Some records:
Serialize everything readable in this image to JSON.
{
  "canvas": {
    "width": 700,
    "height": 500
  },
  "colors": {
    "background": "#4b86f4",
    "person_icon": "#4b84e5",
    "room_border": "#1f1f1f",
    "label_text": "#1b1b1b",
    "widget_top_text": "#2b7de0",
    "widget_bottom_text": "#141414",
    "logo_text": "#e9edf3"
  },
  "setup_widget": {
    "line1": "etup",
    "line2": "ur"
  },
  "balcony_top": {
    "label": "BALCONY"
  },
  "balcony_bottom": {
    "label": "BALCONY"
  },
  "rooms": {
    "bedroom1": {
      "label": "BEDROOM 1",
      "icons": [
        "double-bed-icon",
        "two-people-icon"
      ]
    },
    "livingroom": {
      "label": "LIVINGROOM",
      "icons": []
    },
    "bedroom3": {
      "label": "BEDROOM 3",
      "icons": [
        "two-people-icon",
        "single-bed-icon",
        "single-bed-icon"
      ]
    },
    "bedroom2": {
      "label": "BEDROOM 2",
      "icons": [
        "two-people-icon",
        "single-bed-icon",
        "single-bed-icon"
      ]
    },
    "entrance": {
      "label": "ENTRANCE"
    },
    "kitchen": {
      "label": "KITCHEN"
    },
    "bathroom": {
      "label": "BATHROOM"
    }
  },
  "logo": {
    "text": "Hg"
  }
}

# REQUIRED WORK:
Reproduce the data, keeping every line exactly the same.

# RESULT OF THIS EXERCISE:
Serialize everything readable in this image to JSON.
{
  "canvas": {
    "width": 700,
    "height": 500
  },
  "colors": {
    "background": "#4b86f4",
    "person_icon": "#4b84e5",
    "room_border": "#1f1f1f",
    "label_text": "#1b1b1b",
    "widget_top_text": "#2b7de0",
    "widget_bottom_text": "#141414",
    "logo_text": "#e9edf3"
  },
  "setup_widget": {
    "line1": "etup",
    "line2": "ur"
  },
  "balcony_top": {
    "label": "BALCONY"
  },
  "balcony_bottom": {
    "label": "BALCONY"
  },
  "rooms": {
    "bedroom1": {
      "label": "BEDROOM 1",
      "icons": [
        "double-bed-icon",
        "two-people-icon"
      ]
    },
    "livingroom": {
      "label": "LIVINGROOM",
      "icons": []
    },
    "bedroom3": {
      "label": "BEDROOM 3",
      "icons": [
        "two-people-icon",
        "single-bed-icon",
        "single-bed-icon"
      ]
    },
    "bedroom2": {
      "label": "BEDROOM 2",
      "icons": [
        "two-people-icon",
        "single-bed-icon",
        "single-bed-icon"
      ]
    },
    "entrance": {
      "label": "ENTRANCE"
    },
    "kitchen": {
      "label": "KITCHEN"
    },
    "bathroom": {
      "label": "BATHROOM"
    }
  },
  "logo": {
    "text": "Hg"
  }
}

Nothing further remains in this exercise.